> [What to do]:
In the data below, find every line with the string "online" and pull it out.

> [Provided material]:
━━━━━━━━━━━━━━━━━━━━

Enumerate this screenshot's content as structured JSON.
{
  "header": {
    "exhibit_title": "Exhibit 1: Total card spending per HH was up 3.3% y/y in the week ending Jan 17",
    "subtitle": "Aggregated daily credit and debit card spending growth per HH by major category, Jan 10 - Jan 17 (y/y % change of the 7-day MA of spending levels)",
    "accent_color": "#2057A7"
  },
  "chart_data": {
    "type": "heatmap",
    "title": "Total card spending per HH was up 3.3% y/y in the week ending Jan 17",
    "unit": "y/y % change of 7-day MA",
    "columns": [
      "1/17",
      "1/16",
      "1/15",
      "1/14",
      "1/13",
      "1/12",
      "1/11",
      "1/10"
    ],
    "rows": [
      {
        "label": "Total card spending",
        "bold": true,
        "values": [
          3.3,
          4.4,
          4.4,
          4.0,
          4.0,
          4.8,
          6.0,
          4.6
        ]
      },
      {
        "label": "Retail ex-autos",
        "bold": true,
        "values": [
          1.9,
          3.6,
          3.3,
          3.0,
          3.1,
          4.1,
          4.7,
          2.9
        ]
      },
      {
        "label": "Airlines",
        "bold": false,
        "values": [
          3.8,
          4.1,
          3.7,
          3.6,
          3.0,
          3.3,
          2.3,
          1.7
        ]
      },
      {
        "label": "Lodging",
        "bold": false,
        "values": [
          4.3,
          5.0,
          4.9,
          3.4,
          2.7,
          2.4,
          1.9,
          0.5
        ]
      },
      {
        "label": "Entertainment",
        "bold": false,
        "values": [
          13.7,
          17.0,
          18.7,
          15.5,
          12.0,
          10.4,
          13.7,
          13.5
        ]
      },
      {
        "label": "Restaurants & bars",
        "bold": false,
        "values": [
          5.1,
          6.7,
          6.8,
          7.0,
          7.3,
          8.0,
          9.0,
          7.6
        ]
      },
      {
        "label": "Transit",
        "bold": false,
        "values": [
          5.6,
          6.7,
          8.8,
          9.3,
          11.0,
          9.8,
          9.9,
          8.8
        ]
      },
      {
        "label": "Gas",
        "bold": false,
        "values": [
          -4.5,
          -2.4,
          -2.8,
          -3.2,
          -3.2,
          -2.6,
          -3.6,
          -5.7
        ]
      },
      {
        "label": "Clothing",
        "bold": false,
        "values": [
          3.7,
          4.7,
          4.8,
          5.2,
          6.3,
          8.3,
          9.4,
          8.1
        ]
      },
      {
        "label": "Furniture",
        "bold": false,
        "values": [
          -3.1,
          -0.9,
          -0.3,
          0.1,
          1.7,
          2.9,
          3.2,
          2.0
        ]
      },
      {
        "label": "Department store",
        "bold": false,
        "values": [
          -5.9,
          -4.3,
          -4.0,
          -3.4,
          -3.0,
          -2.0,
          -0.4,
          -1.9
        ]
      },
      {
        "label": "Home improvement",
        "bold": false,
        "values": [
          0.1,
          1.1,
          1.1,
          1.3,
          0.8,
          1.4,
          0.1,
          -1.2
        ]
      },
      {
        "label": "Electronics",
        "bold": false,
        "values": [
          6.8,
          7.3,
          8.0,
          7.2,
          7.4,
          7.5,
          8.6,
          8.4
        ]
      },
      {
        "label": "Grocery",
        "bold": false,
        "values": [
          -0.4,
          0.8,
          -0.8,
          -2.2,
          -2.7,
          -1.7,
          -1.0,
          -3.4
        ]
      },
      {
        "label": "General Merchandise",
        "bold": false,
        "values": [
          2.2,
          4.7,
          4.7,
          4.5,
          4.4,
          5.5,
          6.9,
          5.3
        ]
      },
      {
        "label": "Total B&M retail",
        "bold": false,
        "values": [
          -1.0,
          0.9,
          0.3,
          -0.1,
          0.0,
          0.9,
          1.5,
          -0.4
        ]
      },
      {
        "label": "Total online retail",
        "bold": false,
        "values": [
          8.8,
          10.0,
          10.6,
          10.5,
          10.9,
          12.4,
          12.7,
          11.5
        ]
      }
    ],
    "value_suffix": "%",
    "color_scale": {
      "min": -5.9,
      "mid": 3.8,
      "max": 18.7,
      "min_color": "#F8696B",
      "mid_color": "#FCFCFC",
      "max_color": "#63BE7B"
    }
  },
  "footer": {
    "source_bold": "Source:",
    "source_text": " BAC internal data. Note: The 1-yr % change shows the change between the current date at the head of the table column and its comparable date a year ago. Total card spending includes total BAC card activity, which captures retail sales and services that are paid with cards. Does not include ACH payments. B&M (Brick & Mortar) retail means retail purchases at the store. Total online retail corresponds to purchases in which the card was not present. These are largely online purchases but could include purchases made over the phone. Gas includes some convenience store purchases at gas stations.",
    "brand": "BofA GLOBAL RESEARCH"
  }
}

━━━━━━━━━━━━━━━━━━━━

> [Response to this exercise]:
        "label": "Total online retail",
    "source_text": " BAC internal data. Note: The 1-yr % change shows the change between the current date at the head of the table column and its comparable date a year ago. Total card spending includes total BAC card activity, which captures retail sales and services that are paid with cards. Does not include ACH payments. B&M (Brick & Mortar) retail means retail purchases at the store. Total online retail corresponds to purchases in which the card was not present. These are largely online purchases but could include purchases made over the phone. Gas includes some convenience store purchases at gas stations.",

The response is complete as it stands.